Records contained in a dataset
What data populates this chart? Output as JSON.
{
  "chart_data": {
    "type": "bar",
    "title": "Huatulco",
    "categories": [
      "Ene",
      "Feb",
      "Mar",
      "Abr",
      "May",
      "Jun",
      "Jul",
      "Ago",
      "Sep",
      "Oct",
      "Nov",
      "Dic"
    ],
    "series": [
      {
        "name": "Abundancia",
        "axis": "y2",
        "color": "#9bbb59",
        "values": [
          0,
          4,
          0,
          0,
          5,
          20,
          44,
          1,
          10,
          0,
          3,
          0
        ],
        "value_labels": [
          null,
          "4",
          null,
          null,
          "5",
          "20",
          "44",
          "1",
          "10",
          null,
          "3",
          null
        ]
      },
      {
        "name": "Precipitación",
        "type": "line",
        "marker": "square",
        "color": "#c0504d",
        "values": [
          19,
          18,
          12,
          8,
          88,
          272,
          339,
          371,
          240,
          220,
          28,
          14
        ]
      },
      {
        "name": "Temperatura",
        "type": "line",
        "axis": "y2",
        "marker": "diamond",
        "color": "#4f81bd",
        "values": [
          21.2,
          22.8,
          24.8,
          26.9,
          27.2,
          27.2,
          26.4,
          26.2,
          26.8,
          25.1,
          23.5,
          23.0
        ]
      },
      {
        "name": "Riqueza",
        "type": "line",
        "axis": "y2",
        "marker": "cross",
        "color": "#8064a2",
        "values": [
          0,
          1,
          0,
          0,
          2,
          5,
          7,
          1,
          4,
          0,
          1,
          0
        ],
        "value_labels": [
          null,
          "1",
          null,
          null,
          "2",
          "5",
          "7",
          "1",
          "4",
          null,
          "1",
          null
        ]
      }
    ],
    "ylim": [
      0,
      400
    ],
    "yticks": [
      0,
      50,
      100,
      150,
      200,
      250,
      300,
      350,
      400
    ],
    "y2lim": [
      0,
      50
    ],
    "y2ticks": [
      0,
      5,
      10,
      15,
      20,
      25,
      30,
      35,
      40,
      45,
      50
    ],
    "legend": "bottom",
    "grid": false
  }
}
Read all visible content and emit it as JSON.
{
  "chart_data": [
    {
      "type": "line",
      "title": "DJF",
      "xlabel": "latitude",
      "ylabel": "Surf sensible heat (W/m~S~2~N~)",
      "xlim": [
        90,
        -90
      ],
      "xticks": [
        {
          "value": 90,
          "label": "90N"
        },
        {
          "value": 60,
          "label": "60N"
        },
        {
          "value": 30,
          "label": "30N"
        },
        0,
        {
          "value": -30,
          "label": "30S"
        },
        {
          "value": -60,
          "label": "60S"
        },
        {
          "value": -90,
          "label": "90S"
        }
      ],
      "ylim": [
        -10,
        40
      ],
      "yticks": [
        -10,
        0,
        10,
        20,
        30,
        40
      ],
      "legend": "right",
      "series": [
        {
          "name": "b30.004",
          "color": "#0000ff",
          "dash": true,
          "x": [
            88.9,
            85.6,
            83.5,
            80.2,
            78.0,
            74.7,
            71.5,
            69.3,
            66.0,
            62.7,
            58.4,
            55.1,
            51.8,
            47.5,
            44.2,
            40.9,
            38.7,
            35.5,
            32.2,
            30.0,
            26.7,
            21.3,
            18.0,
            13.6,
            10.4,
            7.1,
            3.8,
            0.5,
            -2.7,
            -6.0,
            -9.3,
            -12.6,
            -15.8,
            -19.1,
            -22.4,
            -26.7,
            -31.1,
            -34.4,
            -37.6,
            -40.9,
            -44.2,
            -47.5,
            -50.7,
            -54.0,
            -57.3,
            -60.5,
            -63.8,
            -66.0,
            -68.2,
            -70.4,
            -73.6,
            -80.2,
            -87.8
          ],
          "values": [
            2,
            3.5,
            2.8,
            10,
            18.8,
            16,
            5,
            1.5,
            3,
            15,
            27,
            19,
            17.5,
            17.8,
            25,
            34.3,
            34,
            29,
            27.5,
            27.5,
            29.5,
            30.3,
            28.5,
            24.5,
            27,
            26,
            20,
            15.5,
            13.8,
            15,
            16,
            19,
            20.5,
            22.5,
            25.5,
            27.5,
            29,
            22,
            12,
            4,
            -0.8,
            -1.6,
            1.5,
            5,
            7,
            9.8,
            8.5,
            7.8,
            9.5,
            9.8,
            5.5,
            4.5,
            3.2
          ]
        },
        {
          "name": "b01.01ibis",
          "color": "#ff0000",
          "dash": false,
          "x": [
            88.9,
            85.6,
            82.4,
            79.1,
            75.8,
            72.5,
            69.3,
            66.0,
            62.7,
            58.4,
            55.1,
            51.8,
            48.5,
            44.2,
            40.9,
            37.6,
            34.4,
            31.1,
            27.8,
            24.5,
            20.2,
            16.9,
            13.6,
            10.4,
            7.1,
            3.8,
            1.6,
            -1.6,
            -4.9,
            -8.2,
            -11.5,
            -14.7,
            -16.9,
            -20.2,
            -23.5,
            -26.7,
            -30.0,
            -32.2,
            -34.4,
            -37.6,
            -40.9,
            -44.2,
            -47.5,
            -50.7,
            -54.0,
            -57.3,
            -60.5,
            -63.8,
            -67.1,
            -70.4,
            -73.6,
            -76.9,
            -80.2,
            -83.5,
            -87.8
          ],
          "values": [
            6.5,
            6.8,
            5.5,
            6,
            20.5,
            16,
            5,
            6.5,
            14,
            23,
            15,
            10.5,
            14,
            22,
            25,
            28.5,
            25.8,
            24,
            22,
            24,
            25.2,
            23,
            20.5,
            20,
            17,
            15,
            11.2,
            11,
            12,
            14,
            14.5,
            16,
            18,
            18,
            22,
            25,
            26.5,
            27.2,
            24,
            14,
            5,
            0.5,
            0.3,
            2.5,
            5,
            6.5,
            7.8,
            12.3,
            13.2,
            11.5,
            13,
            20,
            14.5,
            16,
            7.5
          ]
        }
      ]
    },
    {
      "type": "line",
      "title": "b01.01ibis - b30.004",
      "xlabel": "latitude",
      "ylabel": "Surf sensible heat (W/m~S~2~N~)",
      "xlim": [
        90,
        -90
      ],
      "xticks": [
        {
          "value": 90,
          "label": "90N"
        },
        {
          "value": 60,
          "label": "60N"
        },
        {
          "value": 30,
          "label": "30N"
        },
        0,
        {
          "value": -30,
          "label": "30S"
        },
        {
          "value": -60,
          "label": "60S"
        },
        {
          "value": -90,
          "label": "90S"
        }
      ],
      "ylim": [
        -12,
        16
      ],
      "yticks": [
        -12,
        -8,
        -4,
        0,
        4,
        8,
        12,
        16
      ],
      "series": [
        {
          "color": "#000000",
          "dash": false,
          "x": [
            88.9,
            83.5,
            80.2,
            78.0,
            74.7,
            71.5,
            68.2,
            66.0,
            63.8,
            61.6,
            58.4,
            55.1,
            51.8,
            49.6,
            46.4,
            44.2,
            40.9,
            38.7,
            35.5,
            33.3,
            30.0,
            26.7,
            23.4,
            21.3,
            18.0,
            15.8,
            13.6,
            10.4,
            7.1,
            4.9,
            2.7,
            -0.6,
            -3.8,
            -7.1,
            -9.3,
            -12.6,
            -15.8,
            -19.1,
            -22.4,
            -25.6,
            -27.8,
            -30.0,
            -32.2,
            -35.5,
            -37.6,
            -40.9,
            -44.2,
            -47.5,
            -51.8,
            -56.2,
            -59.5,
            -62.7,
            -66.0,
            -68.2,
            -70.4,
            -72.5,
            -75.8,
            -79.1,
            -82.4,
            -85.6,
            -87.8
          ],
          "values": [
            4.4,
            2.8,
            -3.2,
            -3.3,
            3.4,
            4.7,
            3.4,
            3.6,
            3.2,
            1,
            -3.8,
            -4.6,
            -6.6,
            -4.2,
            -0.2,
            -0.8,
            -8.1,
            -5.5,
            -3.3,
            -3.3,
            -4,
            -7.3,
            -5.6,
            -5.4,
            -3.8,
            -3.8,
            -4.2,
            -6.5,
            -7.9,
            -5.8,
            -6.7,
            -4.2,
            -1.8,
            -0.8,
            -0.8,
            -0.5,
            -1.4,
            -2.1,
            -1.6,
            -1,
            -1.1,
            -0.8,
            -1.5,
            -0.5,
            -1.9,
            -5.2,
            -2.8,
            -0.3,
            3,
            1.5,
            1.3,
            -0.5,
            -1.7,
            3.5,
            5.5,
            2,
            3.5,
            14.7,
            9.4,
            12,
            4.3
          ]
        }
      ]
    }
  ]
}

> **Problem**: Using the listing above, state the number of lines that hold "color", with no other text.

> **Exercise answer**: 7